— start of SUPPLIED MATERIAL —

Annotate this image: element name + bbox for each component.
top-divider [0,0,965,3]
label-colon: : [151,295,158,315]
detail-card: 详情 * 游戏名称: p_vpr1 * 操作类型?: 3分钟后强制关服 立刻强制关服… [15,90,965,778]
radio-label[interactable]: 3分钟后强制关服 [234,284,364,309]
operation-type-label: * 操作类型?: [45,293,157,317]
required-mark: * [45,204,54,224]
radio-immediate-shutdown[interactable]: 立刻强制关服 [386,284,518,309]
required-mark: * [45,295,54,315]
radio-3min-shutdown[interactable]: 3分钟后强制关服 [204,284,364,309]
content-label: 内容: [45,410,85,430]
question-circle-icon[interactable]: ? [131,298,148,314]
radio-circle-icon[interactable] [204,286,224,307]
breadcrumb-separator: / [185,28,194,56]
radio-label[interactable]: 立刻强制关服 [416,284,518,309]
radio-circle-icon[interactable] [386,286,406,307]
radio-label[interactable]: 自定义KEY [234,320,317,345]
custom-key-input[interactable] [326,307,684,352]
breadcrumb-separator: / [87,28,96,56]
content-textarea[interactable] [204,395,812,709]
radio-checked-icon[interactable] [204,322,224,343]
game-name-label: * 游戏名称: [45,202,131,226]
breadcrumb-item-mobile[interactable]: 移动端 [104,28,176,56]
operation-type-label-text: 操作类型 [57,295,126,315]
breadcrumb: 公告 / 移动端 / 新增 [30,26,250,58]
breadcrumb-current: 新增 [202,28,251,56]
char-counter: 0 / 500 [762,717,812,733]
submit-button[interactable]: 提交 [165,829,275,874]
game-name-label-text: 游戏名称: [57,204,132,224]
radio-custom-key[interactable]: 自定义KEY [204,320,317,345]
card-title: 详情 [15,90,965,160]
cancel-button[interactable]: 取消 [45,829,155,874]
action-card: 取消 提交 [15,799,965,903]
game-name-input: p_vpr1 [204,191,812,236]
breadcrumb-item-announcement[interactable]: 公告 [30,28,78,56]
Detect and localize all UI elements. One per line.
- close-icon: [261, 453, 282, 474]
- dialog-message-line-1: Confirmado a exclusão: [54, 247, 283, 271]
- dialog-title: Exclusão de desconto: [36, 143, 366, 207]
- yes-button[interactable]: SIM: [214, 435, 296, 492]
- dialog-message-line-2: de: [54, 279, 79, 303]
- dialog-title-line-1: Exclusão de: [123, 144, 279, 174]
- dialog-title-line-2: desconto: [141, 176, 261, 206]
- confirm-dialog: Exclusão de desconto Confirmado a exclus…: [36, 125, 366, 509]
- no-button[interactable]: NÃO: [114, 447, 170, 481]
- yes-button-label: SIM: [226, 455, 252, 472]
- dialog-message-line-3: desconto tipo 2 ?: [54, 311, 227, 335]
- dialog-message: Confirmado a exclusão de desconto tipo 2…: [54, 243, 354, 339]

— end of SUPPLIED MATERIAL —

Copy everything from the start of the records down to the line containing "required-mark: * [45,295,54,315]", both ends included, with each line reproduced character for character.

FINISHED EXERCISE
Annotate this image: element name + bbox for each component.
top-divider [0,0,965,3]
label-colon: : [151,295,158,315]
detail-card: 详情 * 游戏名称: p_vpr1 * 操作类型?: 3分钟后强制关服 立刻强制关服… [15,90,965,778]
radio-label[interactable]: 3分钟后强制关服 [234,284,364,309]
operation-type-label: * 操作类型?: [45,293,157,317]
required-mark: * [45,204,54,224]
radio-immediate-shutdown[interactable]: 立刻强制关服 [386,284,518,309]
required-mark: * [45,295,54,315]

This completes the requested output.